> RECORDS SHOWN
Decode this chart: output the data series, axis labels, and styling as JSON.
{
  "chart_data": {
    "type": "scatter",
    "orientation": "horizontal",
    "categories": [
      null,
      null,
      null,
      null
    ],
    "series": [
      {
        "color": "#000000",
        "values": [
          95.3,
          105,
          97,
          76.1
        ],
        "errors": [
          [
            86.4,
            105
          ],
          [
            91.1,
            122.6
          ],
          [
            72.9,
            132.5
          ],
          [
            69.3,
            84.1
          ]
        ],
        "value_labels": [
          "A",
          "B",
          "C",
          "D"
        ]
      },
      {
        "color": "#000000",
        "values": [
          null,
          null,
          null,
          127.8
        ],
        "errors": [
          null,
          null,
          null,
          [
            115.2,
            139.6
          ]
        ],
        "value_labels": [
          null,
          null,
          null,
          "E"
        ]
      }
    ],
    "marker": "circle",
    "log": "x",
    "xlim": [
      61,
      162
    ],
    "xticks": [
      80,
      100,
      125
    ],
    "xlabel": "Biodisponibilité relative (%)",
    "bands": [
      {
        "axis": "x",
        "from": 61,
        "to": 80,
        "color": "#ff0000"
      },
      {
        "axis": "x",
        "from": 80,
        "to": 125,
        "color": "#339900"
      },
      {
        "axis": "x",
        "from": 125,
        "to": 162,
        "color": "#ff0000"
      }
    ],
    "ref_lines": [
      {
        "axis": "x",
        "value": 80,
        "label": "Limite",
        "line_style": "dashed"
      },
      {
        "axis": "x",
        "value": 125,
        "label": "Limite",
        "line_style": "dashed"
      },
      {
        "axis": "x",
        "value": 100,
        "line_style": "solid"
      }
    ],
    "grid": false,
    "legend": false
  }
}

> YOUR TASK
Repeat all the entries exactly as given.

> TASK SOLUTION
Decode this chart: output the data series, axis labels, and styling as JSON.
{
  "chart_data": {
    "type": "scatter",
    "orientation": "horizontal",
    "categories": [
      null,
      null,
      null,
      null
    ],
    "series": [
      {
        "color": "#000000",
        "values": [
          95.3,
          105,
          97,
          76.1
        ],
        "errors": [
          [
            86.4,
            105
          ],
          [
            91.1,
            122.6
          ],
          [
            72.9,
            132.5
          ],
          [
            69.3,
            84.1
          ]
        ],
        "value_labels": [
          "A",
          "B",
          "C",
          "D"
        ]
      },
      {
        "color": "#000000",
        "values": [
          null,
          null,
          null,
          127.8
        ],
        "errors": [
          null,
          null,
          null,
          [
            115.2,
            139.6
          ]
        ],
        "value_labels": [
          null,
          null,
          null,
          "E"
        ]
      }
    ],
    "marker": "circle",
    "log": "x",
    "xlim": [
      61,
      162
    ],
    "xticks": [
      80,
      100,
      125
    ],
    "xlabel": "Biodisponibilité relative (%)",
    "bands": [
      {
        "axis": "x",
        "from": 61,
        "to": 80,
        "color": "#ff0000"
      },
      {
        "axis": "x",
        "from": 80,
        "to": 125,
        "color": "#339900"
      },
      {
        "axis": "x",
        "from": 125,
        "to": 162,
        "color": "#ff0000"
      }
    ],
    "ref_lines": [
      {
        "axis": "x",
        "value": 80,
        "label": "Limite",
        "line_style": "dashed"
      },
      {
        "axis": "x",
        "value": 125,
        "label": "Limite",
        "line_style": "dashed"
      },
      {
        "axis": "x",
        "value": 100,
        "line_style": "solid"
      }
    ],
    "grid": false,
    "legend": false
  }
}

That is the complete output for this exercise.